In the data below, find each line containing the string "this" and return it.

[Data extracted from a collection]
------------

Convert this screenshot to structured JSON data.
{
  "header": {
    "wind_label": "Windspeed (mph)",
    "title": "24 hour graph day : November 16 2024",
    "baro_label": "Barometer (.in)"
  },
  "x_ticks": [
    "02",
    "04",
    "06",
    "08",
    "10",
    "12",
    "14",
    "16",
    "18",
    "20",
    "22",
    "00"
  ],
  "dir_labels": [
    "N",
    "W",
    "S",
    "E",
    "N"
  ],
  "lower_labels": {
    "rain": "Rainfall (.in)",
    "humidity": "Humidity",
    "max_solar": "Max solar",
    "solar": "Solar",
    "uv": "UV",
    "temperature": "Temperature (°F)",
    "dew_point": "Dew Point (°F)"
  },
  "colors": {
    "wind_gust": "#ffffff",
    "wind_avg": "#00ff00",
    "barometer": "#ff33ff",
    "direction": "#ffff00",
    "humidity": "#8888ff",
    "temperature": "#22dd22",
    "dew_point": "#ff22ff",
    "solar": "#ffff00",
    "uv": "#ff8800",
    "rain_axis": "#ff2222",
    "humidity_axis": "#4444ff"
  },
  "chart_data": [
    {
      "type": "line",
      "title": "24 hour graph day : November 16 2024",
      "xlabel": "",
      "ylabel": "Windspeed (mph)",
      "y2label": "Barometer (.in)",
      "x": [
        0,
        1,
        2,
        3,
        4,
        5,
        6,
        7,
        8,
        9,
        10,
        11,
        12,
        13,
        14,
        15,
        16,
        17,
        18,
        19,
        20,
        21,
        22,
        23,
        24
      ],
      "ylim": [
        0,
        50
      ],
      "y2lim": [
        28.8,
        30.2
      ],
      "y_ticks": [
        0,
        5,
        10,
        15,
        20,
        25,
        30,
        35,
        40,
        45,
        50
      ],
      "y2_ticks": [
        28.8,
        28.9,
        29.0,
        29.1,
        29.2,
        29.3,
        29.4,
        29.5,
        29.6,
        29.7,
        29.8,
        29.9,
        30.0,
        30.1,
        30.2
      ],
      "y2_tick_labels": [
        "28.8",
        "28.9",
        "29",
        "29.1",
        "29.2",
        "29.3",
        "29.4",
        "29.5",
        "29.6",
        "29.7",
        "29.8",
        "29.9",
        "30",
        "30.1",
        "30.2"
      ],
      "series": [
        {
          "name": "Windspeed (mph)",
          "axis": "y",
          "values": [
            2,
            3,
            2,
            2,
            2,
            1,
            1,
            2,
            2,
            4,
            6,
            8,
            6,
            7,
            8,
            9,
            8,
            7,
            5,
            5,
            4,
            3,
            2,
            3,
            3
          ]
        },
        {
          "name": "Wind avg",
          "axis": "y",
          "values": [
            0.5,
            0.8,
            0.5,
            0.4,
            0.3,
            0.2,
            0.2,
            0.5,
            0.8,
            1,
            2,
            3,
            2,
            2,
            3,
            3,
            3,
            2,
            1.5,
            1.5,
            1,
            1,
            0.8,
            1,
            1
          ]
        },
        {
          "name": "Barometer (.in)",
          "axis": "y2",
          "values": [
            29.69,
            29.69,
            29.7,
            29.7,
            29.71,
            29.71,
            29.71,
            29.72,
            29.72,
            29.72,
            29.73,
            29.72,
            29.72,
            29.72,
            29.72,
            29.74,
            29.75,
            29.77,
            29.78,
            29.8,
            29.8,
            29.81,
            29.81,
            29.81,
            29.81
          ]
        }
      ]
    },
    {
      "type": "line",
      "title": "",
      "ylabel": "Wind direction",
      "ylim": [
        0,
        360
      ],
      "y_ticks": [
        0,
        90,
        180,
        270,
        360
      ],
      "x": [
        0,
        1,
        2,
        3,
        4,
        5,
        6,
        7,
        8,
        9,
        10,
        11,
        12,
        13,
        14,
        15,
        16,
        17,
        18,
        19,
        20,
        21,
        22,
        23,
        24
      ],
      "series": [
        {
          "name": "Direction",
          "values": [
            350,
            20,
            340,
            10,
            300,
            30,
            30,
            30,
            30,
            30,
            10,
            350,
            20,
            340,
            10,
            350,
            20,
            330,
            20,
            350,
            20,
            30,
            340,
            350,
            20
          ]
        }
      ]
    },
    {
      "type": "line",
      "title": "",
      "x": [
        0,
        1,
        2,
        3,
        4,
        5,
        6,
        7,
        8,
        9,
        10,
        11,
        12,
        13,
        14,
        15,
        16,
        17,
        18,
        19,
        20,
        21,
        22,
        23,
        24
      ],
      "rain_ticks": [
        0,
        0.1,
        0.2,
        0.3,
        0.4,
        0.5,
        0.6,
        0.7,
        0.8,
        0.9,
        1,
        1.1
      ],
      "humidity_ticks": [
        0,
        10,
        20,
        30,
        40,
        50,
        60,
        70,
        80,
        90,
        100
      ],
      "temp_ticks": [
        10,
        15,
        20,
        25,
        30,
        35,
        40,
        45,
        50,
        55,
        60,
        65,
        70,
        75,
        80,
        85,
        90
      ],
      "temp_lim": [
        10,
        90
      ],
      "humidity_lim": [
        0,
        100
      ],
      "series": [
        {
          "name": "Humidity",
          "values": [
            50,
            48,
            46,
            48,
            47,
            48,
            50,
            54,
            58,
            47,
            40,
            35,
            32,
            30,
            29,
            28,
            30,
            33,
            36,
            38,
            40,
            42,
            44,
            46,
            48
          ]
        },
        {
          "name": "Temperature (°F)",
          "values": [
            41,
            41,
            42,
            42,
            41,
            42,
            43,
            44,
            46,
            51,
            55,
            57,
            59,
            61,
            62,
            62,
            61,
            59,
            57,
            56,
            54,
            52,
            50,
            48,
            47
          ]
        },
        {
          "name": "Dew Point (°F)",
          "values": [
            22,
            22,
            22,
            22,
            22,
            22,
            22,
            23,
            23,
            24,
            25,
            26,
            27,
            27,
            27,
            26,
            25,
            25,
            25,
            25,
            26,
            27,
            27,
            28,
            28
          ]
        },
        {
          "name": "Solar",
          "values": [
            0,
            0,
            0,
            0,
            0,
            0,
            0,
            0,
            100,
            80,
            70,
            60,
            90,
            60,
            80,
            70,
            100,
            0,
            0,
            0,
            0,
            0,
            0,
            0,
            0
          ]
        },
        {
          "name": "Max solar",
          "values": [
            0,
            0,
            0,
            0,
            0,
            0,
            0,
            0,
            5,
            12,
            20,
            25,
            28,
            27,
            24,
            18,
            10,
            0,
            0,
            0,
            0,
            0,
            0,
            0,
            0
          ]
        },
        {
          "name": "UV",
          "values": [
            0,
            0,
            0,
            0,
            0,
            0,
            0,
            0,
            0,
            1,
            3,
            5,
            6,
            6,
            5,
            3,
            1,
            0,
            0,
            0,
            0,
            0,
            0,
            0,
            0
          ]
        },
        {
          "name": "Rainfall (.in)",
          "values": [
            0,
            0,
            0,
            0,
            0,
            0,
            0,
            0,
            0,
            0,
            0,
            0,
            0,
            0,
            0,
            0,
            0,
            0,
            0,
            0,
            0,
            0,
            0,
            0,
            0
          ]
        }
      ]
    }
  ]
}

------------

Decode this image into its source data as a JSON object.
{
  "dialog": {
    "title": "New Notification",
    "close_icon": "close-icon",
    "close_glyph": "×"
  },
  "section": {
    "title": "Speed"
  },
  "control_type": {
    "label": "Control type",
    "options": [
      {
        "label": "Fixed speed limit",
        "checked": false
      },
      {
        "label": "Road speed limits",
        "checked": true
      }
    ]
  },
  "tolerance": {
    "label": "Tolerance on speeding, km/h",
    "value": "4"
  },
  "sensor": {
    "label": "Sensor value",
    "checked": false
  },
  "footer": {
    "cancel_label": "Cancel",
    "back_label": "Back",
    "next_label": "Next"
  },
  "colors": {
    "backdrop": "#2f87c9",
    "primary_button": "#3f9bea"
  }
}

------------

**WORKED SOLUTION:**
Convert this screenshot to structured JSON data.
Decode this image into its source data as a JSON object.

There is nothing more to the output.